■ Your instructions ■
Are you able to retype all the records below exactly?

(Records from a data collection)
****
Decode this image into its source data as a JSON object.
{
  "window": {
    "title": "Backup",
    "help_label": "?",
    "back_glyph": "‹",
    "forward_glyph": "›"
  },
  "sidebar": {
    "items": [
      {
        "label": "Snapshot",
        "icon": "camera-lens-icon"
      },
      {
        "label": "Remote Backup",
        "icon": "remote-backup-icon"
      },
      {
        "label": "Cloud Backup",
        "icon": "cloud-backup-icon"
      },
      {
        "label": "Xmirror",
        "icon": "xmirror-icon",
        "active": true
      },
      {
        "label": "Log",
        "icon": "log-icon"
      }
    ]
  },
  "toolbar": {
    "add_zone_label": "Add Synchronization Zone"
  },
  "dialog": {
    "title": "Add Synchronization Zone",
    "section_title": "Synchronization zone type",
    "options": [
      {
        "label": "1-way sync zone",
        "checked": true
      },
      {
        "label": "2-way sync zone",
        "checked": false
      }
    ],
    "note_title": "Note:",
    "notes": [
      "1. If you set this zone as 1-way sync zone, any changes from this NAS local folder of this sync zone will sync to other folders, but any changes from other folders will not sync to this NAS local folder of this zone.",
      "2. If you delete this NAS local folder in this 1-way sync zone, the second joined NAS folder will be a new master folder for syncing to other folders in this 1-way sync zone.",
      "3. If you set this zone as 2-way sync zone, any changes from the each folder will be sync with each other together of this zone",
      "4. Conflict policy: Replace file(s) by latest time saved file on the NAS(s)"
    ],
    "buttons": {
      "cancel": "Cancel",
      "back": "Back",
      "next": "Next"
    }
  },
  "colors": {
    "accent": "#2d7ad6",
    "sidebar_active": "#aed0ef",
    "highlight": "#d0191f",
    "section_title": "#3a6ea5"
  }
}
****
■ Result below ■
Decode this image into its source data as a JSON object.
{
  "window": {
    "title": "Backup",
    "help_label": "?",
    "back_glyph": "‹",
    "forward_glyph": "›"
  },
  "sidebar": {
    "items": [
      {
        "label": "Snapshot",
        "icon": "camera-lens-icon"
      },
      {
        "label": "Remote Backup",
        "icon": "remote-backup-icon"
      },
      {
        "label": "Cloud Backup",
        "icon": "cloud-backup-icon"
      },
      {
        "label": "Xmirror",
        "icon": "xmirror-icon",
        "active": true
      },
      {
        "label": "Log",
        "icon": "log-icon"
      }
    ]
  },
  "toolbar": {
    "add_zone_label": "Add Synchronization Zone"
  },
  "dialog": {
    "title": "Add Synchronization Zone",
    "section_title": "Synchronization zone type",
    "options": [
      {
        "label": "1-way sync zone",
        "checked": true
      },
      {
        "label": "2-way sync zone",
        "checked": false
      }
    ],
    "note_title": "Note:",
    "notes": [
      "1. If you set this zone as 1-way sync zone, any changes from this NAS local folder of this sync zone will sync to other folders, but any changes from other folders will not sync to this NAS local folder of this zone.",
      "2. If you delete this NAS local folder in this 1-way sync zone, the second joined NAS folder will be a new master folder for syncing to other folders in this 1-way sync zone.",
      "3. If you set this zone as 2-way sync zone, any changes from the each folder will be sync with each other together of this zone",
      "4. Conflict policy: Replace file(s) by latest time saved file on the NAS(s)"
    ],
    "buttons": {
      "cancel": "Cancel",
      "back": "Back",
      "next": "Next"
    }
  },
  "colors": {
    "accent": "#2d7ad6",
    "sidebar_active": "#aed0ef",
    "highlight": "#d0191f",
    "section_title": "#3a6ea5"
  }
}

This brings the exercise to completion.